-- Records for the exercise start --
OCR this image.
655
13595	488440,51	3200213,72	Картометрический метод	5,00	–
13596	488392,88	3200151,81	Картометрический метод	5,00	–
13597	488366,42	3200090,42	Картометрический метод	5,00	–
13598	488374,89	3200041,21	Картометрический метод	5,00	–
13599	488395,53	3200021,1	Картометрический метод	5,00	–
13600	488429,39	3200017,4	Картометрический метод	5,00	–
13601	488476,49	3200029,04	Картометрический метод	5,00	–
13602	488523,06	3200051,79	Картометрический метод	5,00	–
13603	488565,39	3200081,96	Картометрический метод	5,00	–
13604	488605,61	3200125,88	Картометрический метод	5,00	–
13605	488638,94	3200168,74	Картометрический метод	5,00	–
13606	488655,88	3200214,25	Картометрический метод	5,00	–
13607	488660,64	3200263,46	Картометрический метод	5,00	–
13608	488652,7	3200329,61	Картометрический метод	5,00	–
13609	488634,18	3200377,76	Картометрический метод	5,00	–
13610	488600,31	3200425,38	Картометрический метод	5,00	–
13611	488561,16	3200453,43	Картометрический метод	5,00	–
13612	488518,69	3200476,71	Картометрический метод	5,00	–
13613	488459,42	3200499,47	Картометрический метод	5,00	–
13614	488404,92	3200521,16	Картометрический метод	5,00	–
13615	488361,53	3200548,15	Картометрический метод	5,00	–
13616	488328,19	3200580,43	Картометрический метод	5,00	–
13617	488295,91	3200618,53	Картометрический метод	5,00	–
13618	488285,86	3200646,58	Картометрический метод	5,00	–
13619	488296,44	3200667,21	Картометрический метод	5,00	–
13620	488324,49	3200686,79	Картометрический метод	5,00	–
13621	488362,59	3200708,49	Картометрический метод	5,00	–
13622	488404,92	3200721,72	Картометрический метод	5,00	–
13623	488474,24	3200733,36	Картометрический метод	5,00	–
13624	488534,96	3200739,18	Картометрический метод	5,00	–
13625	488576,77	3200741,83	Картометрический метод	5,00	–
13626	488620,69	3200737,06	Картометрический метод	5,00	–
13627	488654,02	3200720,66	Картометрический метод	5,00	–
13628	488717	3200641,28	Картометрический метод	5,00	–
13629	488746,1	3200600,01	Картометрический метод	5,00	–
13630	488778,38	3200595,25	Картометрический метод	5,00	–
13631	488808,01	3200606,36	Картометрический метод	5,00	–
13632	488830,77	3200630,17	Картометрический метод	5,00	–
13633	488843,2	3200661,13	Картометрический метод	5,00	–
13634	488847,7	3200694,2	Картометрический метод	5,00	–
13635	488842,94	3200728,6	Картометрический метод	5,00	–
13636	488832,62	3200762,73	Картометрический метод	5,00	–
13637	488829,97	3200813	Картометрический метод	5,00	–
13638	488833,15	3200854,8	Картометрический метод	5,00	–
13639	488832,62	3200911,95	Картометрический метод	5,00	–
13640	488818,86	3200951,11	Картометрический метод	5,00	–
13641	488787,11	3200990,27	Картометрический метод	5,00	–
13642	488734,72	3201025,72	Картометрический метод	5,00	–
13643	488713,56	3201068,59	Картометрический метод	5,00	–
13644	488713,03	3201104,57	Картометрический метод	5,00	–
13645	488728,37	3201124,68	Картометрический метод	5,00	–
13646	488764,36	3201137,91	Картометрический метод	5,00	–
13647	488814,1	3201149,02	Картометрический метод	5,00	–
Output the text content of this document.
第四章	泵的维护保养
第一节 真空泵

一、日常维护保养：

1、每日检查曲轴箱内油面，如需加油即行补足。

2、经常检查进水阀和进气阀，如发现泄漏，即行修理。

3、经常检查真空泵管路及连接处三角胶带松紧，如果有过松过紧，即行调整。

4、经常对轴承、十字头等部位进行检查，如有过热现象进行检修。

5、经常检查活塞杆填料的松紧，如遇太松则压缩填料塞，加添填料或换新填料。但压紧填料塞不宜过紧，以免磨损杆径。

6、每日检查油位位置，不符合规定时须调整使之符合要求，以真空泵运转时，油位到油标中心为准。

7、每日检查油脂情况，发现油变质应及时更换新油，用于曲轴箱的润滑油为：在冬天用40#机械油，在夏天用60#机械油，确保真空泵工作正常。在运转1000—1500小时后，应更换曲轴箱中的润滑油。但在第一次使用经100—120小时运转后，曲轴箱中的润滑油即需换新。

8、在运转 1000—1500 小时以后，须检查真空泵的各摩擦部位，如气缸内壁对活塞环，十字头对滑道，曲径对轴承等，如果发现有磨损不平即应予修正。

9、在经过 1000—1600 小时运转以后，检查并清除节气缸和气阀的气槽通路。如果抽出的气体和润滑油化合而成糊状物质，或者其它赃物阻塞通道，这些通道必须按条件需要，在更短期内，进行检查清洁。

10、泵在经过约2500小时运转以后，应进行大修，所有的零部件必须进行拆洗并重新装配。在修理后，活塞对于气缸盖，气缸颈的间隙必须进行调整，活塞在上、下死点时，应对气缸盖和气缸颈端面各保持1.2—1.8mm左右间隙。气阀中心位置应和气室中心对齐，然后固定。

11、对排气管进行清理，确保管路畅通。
-- Records for the exercise end --
Search the entries for "this" and copy out each line that has it.

OCR this image.
Output the text content of this document.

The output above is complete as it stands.